◆ Problem
Using the listing below, please gather every line containing the word "screenshot".

Stored dataset items:
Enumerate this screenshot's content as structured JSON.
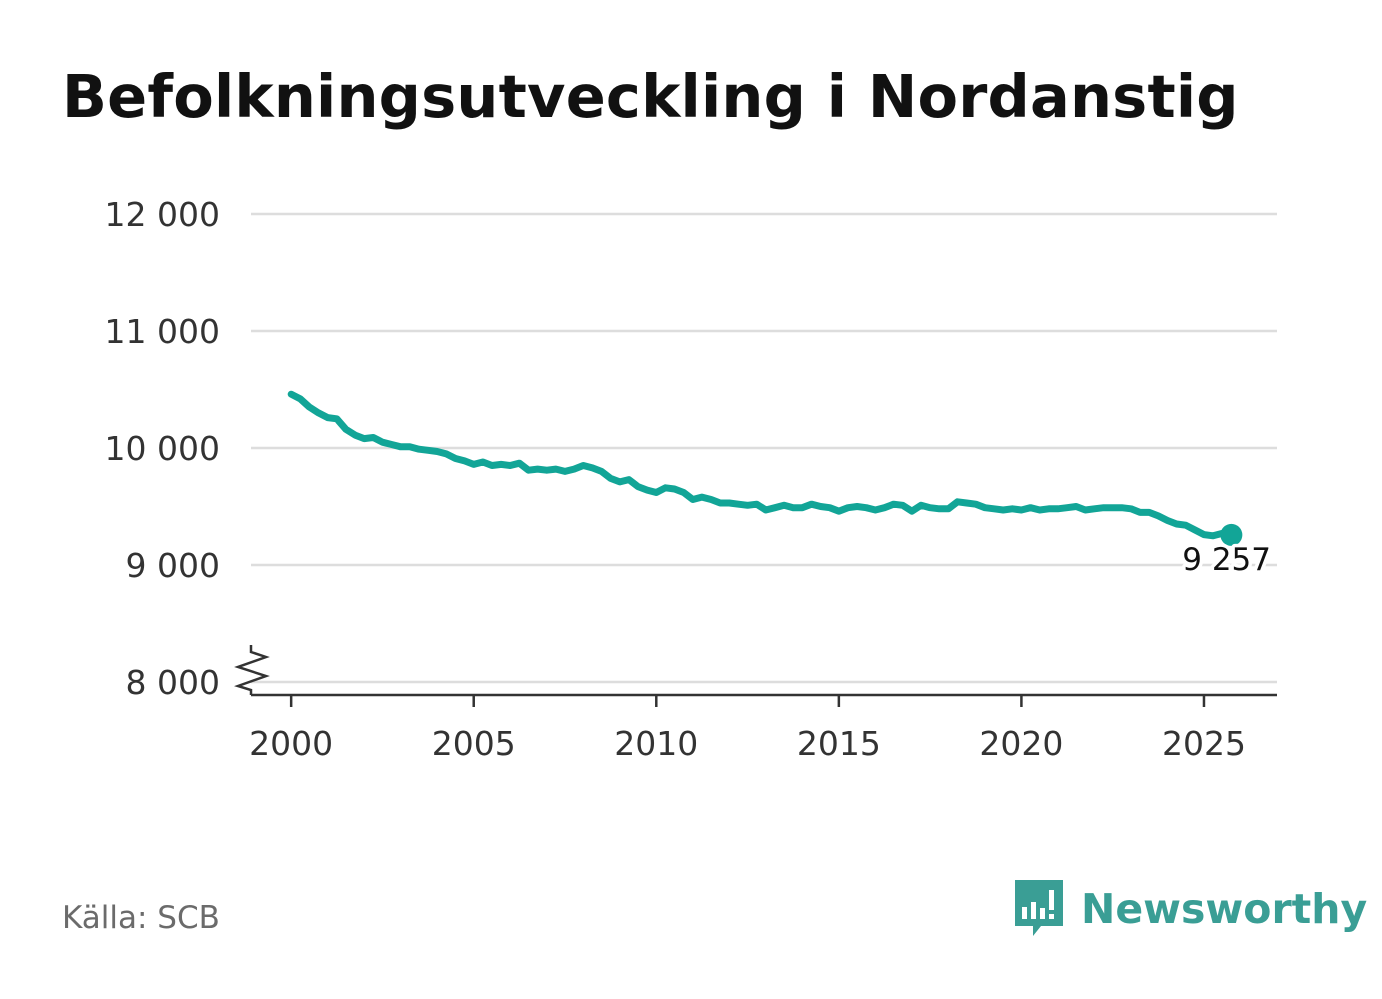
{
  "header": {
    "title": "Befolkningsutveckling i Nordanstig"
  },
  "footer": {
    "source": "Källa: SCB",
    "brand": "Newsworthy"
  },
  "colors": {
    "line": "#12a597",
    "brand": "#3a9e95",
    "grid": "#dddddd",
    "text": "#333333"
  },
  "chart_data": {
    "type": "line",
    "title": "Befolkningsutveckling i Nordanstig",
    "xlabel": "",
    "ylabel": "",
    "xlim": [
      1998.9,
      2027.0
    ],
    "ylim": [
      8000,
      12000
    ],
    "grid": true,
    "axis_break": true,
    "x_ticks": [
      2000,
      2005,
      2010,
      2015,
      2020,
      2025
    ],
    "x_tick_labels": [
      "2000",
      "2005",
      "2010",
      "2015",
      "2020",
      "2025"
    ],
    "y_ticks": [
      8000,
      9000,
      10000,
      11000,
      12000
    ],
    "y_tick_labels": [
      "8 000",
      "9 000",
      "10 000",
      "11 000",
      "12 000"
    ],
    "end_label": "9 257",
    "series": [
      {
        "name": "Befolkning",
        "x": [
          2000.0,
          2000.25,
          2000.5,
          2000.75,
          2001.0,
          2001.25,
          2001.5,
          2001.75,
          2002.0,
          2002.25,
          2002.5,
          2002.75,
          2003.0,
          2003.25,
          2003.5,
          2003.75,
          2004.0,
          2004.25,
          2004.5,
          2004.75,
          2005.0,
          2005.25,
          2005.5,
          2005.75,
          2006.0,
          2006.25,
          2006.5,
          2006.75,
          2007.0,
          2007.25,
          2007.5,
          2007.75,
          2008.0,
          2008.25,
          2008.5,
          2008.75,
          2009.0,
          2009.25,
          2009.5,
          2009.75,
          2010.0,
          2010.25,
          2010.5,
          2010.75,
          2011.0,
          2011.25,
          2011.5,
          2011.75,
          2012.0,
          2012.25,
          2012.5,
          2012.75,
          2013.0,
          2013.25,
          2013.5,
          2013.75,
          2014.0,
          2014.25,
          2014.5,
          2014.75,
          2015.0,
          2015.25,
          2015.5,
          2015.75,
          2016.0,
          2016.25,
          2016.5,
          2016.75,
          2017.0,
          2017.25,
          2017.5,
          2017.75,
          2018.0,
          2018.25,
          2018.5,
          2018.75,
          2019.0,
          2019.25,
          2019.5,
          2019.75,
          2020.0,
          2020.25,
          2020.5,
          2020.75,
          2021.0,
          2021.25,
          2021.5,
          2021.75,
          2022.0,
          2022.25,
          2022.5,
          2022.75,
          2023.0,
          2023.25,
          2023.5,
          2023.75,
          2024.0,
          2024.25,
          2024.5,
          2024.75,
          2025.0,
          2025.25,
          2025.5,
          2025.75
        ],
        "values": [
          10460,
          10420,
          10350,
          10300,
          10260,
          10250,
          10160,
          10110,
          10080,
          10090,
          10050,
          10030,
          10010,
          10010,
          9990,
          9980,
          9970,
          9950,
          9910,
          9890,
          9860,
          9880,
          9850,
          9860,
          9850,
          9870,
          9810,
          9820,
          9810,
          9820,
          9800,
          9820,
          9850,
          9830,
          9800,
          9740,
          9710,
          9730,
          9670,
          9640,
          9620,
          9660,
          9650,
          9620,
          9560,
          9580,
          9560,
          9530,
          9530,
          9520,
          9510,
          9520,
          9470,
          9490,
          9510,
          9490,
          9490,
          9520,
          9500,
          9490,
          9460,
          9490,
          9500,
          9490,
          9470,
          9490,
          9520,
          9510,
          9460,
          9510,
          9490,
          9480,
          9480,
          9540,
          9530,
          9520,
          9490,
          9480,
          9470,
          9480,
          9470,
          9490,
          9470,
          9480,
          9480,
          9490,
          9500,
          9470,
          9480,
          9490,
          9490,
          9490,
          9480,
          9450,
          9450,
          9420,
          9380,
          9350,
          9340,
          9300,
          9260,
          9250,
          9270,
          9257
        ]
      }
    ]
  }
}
...
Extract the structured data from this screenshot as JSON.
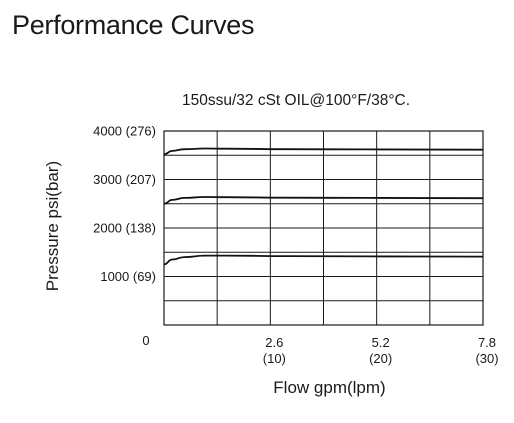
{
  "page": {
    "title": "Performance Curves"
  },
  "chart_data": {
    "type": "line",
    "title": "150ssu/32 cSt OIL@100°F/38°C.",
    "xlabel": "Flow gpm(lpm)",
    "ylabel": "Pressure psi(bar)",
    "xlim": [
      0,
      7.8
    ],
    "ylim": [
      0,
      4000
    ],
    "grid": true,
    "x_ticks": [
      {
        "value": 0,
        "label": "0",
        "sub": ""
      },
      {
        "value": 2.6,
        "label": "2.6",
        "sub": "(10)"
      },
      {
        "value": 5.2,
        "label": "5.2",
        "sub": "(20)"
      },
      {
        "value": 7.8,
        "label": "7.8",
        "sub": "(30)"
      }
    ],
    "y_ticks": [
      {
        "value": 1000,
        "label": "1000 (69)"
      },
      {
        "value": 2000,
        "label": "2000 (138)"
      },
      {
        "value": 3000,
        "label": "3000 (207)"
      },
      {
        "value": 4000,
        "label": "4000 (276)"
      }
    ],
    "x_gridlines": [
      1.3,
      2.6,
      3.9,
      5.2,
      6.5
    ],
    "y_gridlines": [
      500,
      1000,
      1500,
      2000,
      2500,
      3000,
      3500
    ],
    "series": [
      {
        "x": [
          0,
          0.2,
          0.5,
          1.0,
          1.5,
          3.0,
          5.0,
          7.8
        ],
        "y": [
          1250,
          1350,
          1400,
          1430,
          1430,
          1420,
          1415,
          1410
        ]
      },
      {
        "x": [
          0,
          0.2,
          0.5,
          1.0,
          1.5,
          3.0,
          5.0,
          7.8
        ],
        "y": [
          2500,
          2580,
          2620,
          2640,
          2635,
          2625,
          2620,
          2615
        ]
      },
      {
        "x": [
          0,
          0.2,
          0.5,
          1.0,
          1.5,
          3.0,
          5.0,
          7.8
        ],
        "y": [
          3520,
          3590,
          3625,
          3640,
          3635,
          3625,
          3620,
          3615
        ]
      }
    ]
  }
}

◆ The completed task
Enumerate this screenshot's content as structured JSON.
Extract the structured data from this screenshot as JSON.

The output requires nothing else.